» **WORK INSTRUCTIONS**
Each line containing the word "μόνου" should be found and copied.

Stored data
^^^^

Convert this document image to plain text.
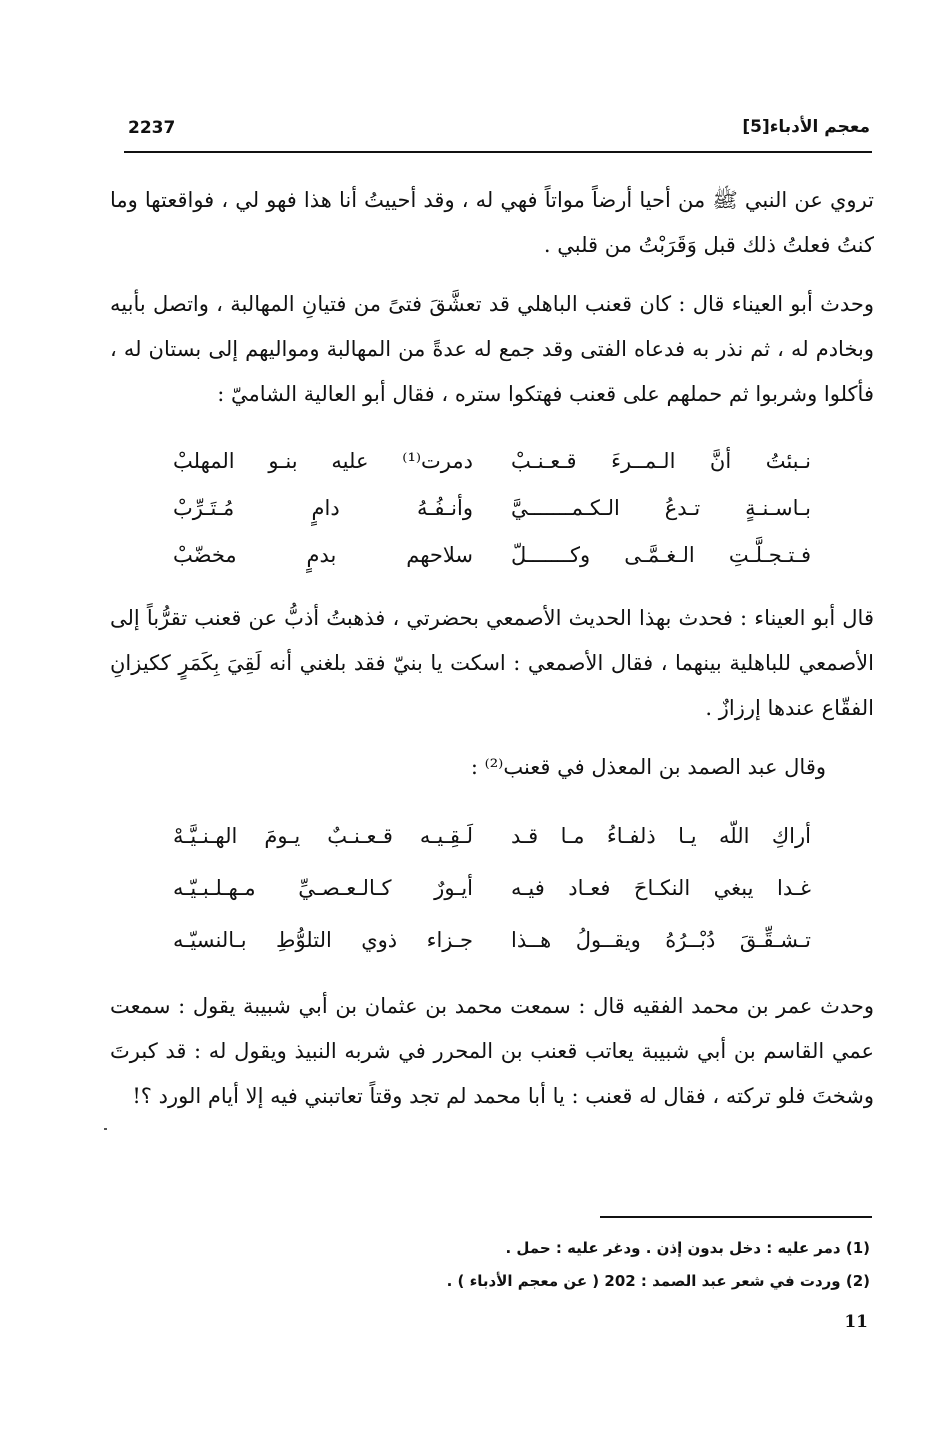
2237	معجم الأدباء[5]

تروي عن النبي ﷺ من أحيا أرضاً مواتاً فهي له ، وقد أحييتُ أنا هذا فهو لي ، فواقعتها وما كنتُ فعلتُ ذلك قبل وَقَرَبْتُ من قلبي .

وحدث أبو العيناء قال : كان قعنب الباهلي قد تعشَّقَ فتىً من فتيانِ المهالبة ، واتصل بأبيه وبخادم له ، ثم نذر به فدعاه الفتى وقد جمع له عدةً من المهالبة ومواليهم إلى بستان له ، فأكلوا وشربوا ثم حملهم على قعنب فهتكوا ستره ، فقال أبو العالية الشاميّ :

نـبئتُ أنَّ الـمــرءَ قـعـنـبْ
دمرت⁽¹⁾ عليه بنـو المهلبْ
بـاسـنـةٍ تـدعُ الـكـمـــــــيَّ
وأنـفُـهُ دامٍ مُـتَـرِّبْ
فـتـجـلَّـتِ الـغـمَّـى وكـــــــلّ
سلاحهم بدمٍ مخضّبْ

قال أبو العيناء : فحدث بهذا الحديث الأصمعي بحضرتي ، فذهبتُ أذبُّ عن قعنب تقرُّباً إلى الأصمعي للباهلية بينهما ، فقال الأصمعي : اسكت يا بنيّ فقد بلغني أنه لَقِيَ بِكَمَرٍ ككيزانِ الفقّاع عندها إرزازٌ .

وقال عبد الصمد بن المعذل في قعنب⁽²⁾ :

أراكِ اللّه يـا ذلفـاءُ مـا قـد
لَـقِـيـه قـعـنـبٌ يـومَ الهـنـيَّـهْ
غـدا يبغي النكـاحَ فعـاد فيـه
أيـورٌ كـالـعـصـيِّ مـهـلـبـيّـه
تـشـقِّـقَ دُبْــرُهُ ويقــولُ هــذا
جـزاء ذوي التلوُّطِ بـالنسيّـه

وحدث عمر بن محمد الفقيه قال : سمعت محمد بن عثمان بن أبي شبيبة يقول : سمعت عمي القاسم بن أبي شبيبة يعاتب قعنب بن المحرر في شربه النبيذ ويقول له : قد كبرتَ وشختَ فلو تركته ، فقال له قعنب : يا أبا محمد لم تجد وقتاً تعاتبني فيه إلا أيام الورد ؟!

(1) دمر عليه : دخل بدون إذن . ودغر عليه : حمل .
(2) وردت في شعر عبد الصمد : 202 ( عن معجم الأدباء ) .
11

^^^^

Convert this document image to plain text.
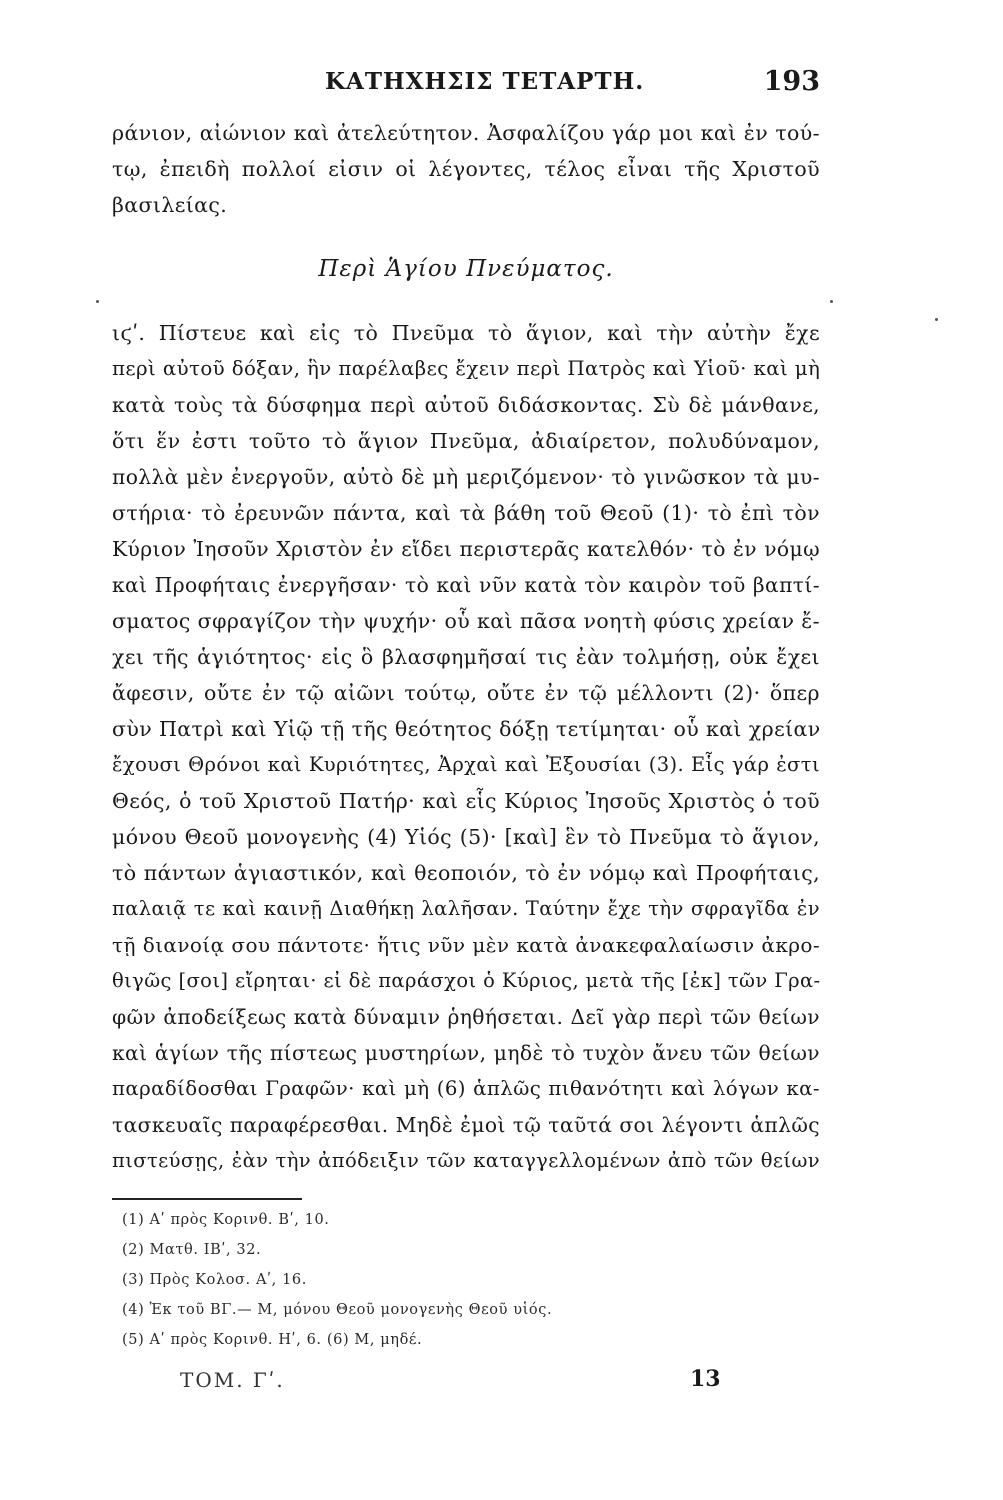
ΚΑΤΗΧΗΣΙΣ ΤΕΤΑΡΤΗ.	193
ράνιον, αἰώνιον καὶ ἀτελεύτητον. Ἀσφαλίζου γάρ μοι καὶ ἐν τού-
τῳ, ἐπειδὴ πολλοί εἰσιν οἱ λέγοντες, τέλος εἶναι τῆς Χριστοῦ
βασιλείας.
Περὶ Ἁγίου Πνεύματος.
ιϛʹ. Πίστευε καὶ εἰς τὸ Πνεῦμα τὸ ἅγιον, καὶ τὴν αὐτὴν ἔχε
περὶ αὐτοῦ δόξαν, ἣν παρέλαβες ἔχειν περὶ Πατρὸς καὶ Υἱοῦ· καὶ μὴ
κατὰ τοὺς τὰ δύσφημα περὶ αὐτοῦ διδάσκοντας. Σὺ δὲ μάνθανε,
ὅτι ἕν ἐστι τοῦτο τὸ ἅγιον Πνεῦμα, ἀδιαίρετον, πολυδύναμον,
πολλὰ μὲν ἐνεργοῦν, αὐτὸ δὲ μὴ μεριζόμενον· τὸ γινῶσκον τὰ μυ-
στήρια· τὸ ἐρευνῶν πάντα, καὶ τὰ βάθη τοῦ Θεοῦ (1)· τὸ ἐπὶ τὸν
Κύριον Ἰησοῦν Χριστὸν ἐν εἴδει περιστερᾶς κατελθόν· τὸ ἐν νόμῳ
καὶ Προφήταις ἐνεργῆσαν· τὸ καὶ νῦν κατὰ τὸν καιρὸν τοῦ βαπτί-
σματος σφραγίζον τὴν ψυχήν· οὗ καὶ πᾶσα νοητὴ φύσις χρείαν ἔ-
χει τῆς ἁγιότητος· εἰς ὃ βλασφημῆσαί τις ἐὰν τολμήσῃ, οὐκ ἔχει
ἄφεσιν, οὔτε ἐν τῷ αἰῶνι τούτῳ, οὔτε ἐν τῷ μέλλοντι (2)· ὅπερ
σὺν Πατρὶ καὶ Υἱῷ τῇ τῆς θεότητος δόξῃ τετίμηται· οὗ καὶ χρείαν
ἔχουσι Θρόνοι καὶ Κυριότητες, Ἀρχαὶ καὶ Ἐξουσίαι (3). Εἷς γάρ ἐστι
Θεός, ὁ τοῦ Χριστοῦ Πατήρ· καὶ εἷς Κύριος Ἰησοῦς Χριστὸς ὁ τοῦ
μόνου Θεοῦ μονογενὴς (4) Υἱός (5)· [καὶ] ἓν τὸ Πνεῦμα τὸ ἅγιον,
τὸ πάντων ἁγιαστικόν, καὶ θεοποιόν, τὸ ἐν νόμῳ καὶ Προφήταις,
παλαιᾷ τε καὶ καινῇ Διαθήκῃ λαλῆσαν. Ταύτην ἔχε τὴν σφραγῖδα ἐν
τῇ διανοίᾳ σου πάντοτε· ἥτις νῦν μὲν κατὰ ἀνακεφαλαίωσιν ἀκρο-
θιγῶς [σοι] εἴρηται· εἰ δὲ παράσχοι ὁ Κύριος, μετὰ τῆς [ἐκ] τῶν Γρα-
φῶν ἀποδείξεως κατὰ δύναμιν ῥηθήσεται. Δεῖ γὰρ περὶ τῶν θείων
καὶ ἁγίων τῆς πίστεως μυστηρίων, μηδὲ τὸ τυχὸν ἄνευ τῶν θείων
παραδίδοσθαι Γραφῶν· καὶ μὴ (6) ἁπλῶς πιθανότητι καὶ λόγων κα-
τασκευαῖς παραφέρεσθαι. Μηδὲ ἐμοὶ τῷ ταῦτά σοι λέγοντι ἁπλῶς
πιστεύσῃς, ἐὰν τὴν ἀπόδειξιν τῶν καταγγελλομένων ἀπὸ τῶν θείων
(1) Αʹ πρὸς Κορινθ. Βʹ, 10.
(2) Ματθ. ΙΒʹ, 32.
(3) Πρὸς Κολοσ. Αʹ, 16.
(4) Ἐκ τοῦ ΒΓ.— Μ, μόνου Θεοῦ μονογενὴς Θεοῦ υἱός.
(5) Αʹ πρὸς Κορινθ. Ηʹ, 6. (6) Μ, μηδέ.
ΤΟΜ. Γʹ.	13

^^^^

» **THE RESULT**
μόνου Θεοῦ μονογενὴς (4) Υἱός (5)· [καὶ] ἓν τὸ Πνεῦμα τὸ ἅγιον,
(4) Ἐκ τοῦ ΒΓ.— Μ, μόνου Θεοῦ μονογενὴς Θεοῦ υἱός.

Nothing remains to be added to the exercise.